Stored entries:
--

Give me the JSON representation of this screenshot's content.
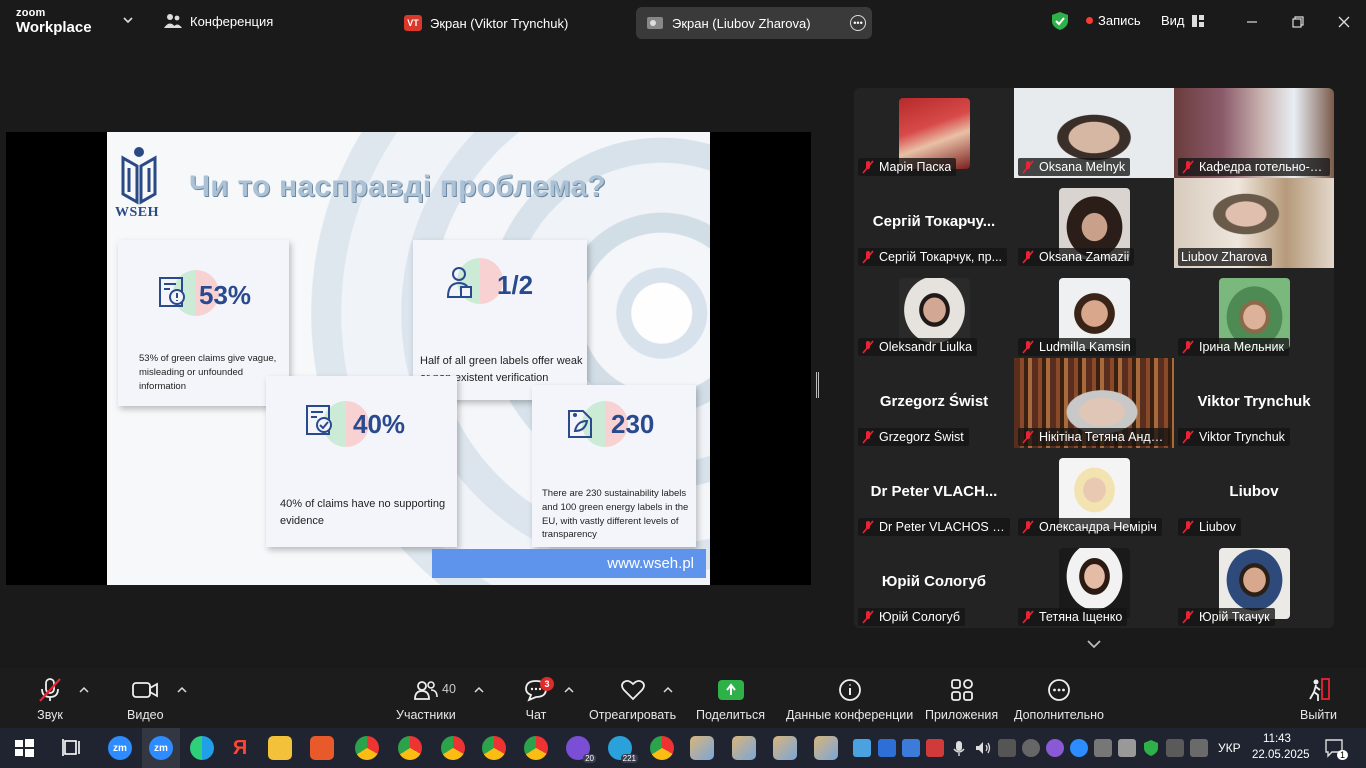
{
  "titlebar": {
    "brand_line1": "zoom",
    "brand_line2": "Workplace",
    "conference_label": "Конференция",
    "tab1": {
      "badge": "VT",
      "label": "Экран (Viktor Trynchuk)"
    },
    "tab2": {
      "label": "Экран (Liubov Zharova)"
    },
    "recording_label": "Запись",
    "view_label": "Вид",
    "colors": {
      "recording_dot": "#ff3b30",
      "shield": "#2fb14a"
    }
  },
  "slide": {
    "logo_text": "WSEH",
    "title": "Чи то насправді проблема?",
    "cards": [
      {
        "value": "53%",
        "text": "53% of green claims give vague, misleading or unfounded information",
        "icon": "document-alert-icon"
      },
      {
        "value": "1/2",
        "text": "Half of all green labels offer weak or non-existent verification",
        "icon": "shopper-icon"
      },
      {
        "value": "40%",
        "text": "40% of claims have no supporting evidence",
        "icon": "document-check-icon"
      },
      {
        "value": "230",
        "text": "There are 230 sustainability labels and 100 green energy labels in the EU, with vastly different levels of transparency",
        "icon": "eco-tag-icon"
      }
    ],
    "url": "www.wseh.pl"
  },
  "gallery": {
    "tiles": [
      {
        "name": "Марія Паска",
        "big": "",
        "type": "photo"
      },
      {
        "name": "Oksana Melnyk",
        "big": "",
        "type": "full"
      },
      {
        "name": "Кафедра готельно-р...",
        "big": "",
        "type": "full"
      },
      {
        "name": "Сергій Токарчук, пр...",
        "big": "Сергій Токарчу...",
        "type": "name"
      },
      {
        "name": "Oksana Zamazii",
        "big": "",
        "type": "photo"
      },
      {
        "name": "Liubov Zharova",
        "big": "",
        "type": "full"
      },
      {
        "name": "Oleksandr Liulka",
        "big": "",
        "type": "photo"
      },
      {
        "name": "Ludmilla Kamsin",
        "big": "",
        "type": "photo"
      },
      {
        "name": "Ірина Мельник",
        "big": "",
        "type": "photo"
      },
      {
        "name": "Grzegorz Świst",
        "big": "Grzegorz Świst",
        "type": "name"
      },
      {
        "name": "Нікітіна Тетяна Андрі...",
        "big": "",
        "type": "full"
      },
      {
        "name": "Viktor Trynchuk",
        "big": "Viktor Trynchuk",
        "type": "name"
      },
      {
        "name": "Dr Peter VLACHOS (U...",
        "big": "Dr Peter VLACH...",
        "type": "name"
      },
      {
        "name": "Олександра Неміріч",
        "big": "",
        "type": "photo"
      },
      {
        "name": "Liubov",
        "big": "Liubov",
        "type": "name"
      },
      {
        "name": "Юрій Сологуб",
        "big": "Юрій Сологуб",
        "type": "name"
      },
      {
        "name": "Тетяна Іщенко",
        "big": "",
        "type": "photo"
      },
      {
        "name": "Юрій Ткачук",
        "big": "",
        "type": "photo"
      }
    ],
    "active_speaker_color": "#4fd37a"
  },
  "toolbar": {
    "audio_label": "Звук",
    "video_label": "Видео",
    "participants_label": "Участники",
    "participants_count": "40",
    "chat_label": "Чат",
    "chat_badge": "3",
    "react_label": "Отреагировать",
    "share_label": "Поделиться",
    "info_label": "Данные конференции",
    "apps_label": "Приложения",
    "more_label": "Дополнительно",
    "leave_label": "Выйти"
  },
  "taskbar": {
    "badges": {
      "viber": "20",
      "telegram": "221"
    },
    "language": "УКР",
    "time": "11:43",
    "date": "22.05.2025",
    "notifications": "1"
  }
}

--

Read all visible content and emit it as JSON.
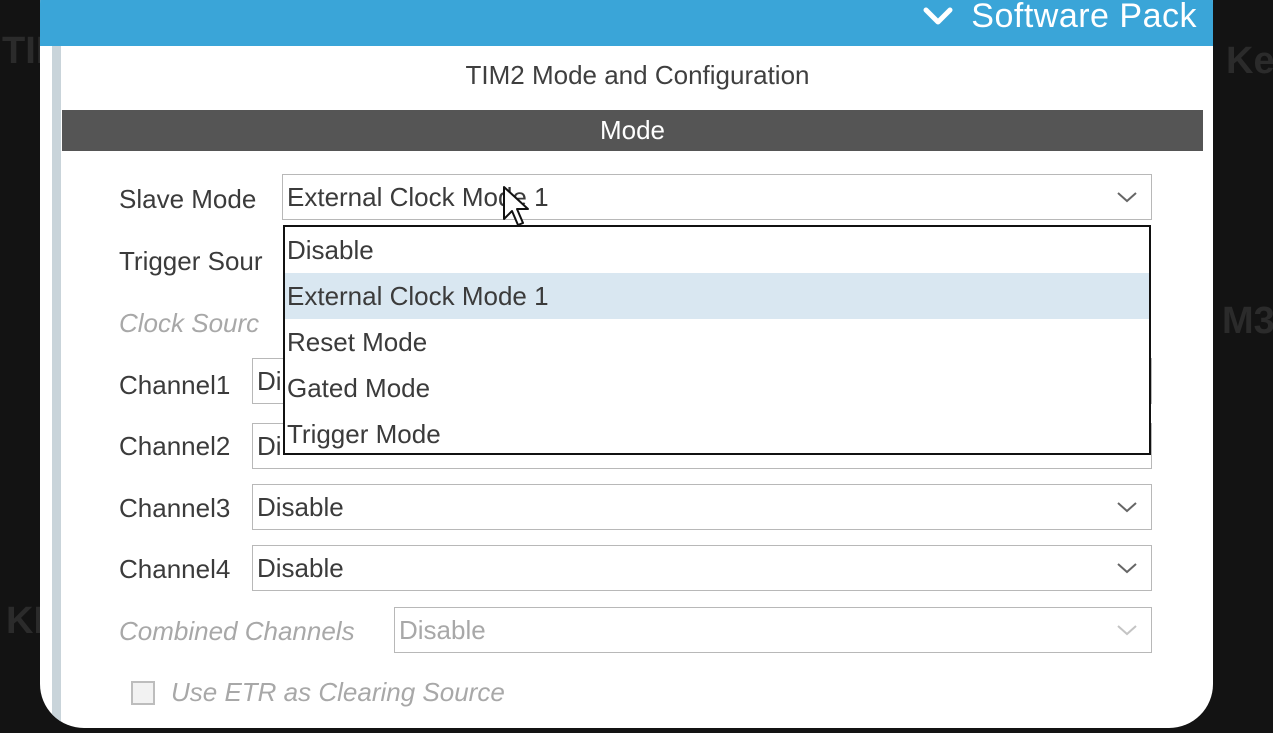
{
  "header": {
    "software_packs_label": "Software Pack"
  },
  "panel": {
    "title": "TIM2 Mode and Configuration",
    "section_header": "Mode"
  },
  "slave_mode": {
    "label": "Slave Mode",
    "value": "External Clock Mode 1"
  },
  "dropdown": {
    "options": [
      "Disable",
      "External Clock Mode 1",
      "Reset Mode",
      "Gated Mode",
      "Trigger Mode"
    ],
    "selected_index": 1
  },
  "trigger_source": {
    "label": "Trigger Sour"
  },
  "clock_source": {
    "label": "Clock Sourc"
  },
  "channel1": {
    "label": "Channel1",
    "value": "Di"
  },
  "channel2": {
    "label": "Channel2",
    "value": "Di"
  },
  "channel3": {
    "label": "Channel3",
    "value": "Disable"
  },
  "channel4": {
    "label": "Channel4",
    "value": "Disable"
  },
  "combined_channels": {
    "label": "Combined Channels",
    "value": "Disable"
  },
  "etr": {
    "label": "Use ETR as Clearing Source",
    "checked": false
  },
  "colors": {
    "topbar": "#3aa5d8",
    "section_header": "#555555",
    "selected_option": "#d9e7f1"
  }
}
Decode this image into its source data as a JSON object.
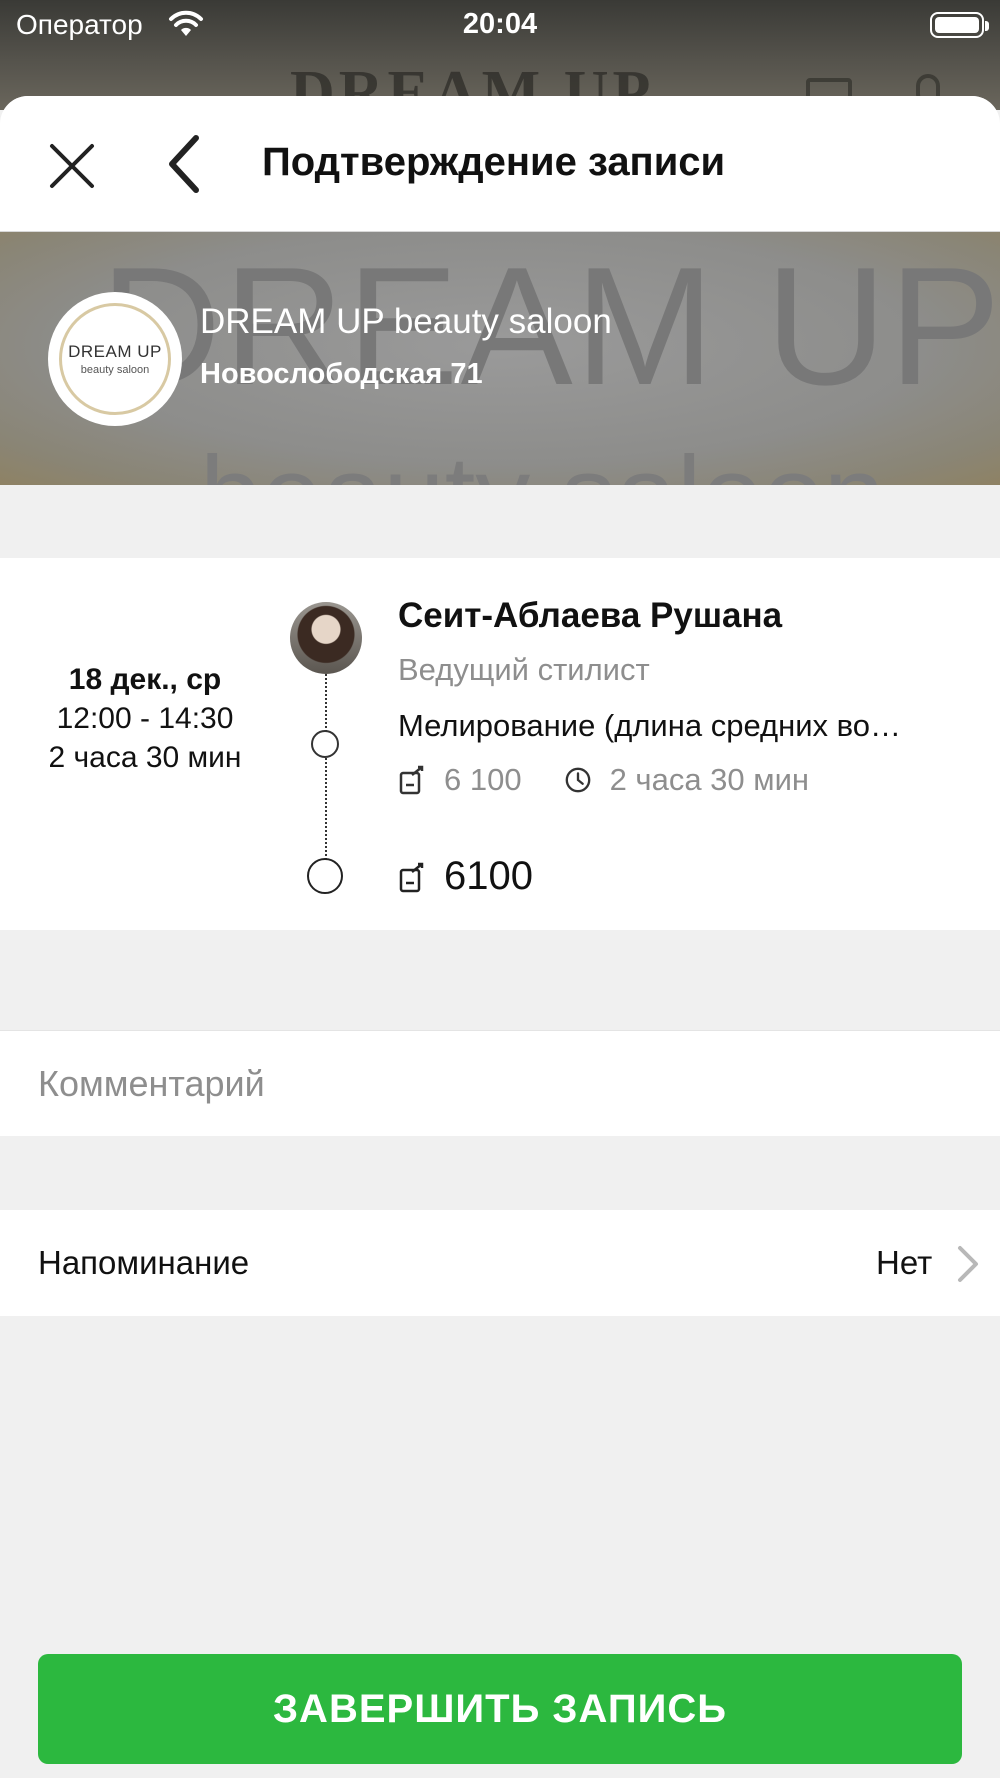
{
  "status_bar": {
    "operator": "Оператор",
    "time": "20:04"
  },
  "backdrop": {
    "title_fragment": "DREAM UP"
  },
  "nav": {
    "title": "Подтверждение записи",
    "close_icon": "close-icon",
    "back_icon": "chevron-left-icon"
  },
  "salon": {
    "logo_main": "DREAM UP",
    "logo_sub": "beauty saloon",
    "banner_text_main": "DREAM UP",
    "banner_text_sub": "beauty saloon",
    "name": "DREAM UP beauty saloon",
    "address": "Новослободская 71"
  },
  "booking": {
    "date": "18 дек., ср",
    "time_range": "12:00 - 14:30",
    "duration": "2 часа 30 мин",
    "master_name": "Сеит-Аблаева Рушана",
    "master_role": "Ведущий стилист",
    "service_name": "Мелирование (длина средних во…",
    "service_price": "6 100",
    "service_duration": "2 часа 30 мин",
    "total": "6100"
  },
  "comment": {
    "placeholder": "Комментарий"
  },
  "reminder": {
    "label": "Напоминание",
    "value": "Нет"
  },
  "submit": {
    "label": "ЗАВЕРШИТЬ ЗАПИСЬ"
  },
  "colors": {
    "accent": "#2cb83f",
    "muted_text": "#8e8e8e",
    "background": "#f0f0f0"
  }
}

--

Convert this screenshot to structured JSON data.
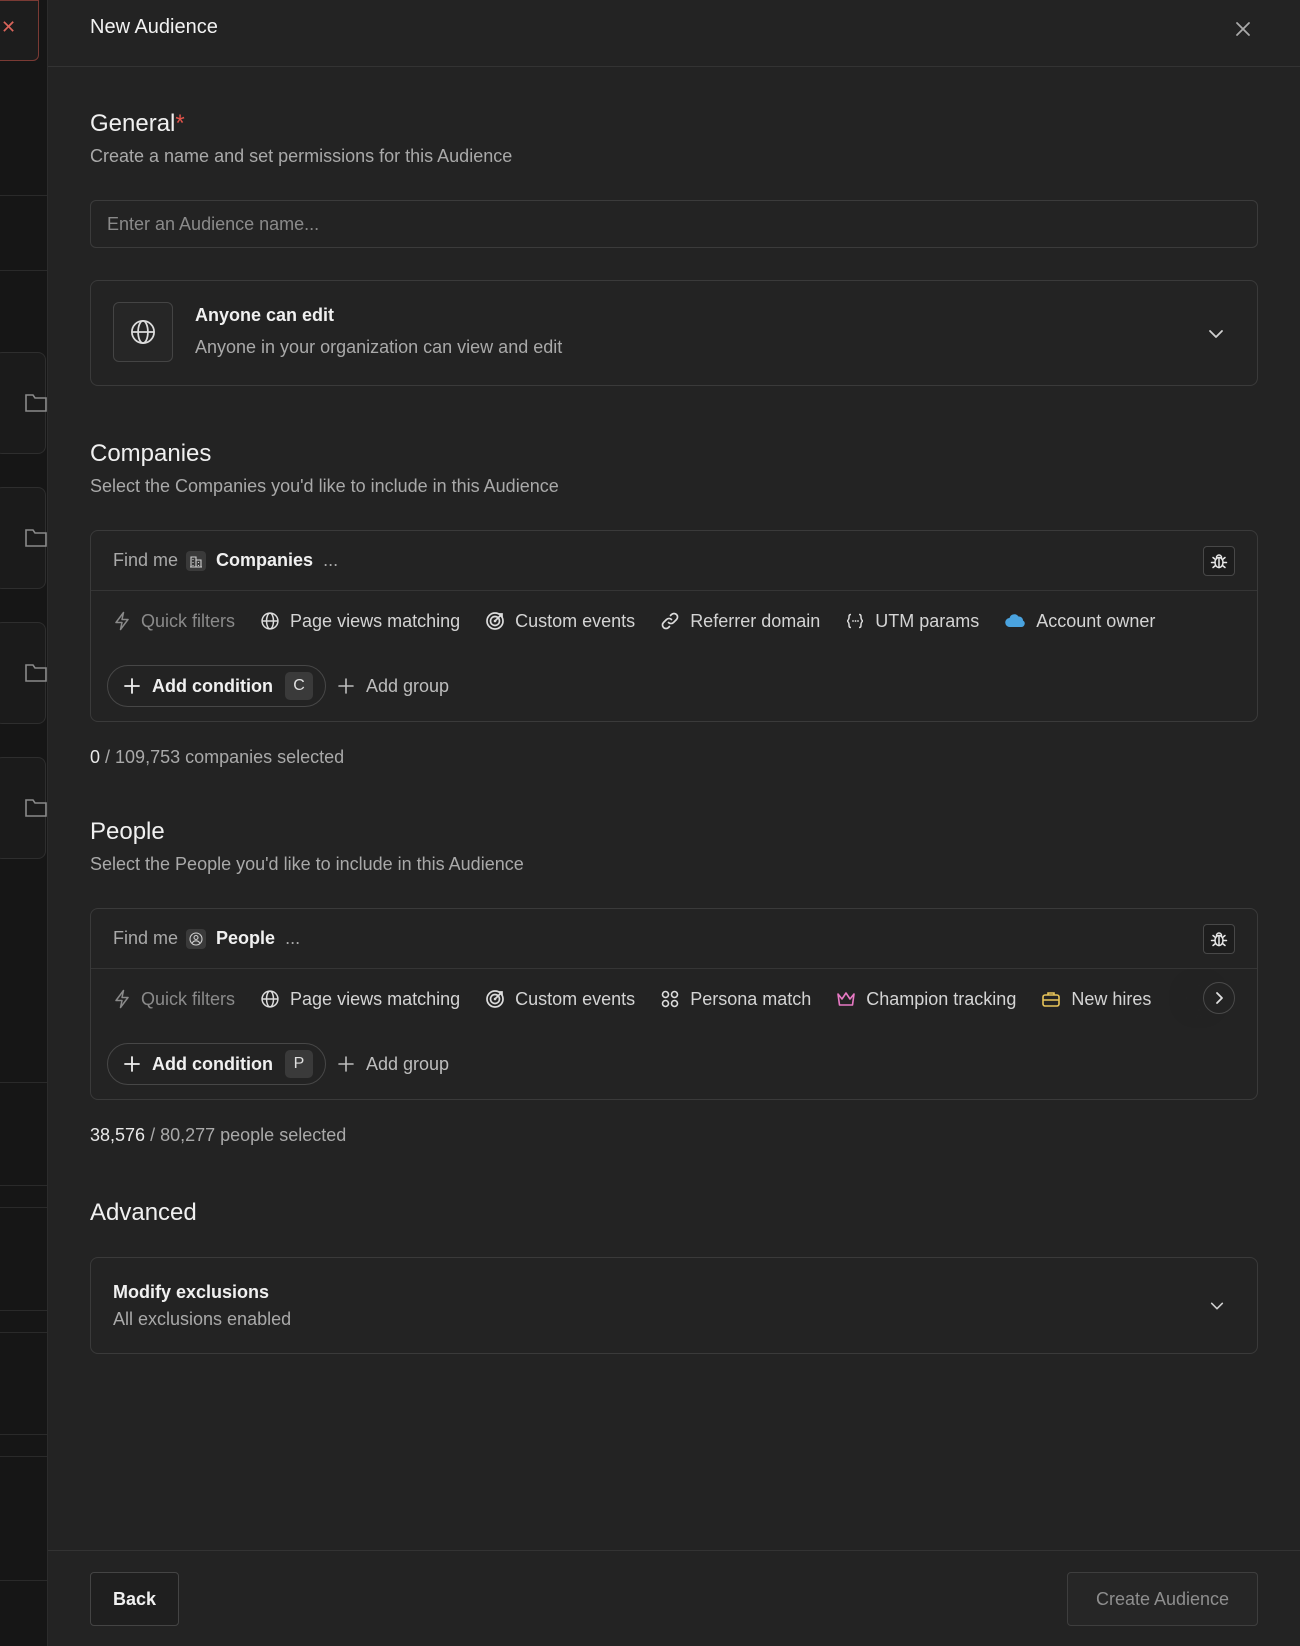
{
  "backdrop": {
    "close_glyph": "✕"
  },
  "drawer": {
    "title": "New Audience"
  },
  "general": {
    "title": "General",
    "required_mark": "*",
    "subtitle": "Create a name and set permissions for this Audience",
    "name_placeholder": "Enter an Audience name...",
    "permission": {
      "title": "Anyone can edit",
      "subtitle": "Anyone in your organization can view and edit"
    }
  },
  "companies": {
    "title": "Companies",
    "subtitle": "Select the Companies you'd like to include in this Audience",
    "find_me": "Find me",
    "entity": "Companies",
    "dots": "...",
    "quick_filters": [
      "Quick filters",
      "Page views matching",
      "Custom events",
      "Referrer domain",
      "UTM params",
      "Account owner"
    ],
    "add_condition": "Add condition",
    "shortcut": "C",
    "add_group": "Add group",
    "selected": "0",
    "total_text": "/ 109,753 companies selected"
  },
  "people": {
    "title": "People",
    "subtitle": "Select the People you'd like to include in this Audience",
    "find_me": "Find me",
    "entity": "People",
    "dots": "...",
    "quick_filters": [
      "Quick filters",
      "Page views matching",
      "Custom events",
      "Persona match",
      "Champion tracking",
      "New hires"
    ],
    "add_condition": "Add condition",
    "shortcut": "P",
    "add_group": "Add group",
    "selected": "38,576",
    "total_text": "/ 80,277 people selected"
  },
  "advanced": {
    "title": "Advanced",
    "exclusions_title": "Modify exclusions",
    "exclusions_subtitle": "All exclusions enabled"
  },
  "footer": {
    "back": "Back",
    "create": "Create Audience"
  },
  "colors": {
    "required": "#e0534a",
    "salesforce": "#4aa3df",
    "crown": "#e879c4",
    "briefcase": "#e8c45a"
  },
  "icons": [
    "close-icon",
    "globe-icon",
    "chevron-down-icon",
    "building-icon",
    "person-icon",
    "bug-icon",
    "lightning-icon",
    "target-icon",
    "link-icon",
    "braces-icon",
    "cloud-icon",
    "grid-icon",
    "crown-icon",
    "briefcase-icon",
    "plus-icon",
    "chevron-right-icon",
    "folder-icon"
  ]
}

--

# Work required
In the entries above, find every line with the word "Сергій" and list it.

# Output
        "name": "Сергій Токарчук, пр...",
        "big": "Сергій Токарчу...",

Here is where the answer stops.